━━ Supplied information ━━
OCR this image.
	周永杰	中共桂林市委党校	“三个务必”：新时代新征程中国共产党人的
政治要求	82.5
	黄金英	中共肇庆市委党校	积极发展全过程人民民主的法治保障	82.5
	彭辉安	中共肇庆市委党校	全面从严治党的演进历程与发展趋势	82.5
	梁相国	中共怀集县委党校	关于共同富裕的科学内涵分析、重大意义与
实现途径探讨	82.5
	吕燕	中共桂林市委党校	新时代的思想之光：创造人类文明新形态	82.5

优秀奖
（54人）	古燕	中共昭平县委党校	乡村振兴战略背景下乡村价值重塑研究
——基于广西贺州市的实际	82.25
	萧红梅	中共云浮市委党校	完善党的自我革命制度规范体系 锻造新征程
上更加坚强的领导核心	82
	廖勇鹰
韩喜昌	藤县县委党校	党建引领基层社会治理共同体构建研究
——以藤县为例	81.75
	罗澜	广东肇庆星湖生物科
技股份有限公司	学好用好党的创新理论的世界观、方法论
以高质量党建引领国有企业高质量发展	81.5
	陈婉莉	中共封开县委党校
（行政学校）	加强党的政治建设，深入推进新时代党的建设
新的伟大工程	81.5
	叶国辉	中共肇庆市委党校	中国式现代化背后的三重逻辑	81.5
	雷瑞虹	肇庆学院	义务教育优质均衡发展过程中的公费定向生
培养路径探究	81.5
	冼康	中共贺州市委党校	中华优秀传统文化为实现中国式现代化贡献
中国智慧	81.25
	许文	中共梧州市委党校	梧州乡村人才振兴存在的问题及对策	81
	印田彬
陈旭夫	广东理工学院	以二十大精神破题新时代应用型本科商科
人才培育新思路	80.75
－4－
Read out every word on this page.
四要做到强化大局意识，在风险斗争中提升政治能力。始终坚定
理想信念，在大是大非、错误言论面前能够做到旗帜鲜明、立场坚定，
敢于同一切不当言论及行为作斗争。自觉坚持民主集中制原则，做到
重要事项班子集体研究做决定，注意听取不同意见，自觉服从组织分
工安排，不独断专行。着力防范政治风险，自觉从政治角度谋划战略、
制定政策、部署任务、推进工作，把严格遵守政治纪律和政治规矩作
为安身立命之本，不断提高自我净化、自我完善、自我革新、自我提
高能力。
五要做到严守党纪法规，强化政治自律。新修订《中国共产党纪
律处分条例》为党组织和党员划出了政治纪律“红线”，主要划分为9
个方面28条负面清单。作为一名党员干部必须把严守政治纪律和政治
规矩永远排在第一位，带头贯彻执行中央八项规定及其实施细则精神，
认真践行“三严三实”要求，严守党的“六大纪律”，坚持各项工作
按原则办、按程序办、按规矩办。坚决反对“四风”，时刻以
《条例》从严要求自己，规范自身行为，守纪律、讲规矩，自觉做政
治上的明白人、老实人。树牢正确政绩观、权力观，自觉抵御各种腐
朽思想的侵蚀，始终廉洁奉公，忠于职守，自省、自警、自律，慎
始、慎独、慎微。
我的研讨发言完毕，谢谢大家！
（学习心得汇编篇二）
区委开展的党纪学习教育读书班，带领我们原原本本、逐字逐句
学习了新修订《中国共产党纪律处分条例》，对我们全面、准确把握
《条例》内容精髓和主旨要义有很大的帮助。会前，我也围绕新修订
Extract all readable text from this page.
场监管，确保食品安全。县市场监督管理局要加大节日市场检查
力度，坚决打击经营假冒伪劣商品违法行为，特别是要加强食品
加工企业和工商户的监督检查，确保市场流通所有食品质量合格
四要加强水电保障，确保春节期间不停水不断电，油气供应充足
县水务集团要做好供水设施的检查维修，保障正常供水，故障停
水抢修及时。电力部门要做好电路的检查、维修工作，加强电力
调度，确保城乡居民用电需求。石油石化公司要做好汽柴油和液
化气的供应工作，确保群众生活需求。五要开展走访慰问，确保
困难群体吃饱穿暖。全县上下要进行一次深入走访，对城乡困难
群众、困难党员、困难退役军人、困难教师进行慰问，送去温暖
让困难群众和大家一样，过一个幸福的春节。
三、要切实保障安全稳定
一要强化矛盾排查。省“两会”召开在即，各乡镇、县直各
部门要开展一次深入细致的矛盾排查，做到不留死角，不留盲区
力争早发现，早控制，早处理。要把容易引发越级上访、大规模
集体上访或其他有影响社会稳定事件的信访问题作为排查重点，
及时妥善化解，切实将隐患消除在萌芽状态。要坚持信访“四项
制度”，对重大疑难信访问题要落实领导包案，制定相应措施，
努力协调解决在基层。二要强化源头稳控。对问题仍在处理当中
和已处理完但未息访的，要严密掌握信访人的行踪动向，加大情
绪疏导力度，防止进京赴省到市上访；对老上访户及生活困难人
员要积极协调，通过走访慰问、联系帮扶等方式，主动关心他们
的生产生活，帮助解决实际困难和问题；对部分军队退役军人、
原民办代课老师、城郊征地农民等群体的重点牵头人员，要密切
━━━
Write out once more the lines above beginning at the line with "Extract all readable text from this page."; continue through the final line and stop there.

> **Answer in full**
Extract all readable text from this page.
场监管，确保食品安全。县市场监督管理局要加大节日市场检查
力度，坚决打击经营假冒伪劣商品违法行为，特别是要加强食品
加工企业和工商户的监督检查，确保市场流通所有食品质量合格
四要加强水电保障，确保春节期间不停水不断电，油气供应充足
县水务集团要做好供水设施的检查维修，保障正常供水，故障停
水抢修及时。电力部门要做好电路的检查、维修工作，加强电力
调度，确保城乡居民用电需求。石油石化公司要做好汽柴油和液
化气的供应工作，确保群众生活需求。五要开展走访慰问，确保
困难群体吃饱穿暖。全县上下要进行一次深入走访，对城乡困难
群众、困难党员、困难退役军人、困难教师进行慰问，送去温暖
让困难群众和大家一样，过一个幸福的春节。
三、要切实保障安全稳定
一要强化矛盾排查。省“两会”召开在即，各乡镇、县直各
部门要开展一次深入细致的矛盾排查，做到不留死角，不留盲区
力争早发现，早控制，早处理。要把容易引发越级上访、大规模
集体上访或其他有影响社会稳定事件的信访问题作为排查重点，
及时妥善化解，切实将隐患消除在萌芽状态。要坚持信访“四项
制度”，对重大疑难信访问题要落实领导包案，制定相应措施，
努力协调解决在基层。二要强化源头稳控。对问题仍在处理当中
和已处理完但未息访的，要严密掌握信访人的行踪动向，加大情
绪疏导力度，防止进京赴省到市上访；对老上访户及生活困难人
员要积极协调，通过走访慰问、联系帮扶等方式，主动关心他们
的生产生活，帮助解决实际困难和问题；对部分军队退役军人、
原民办代课老师、城郊征地农民等群体的重点牵头人员，要密切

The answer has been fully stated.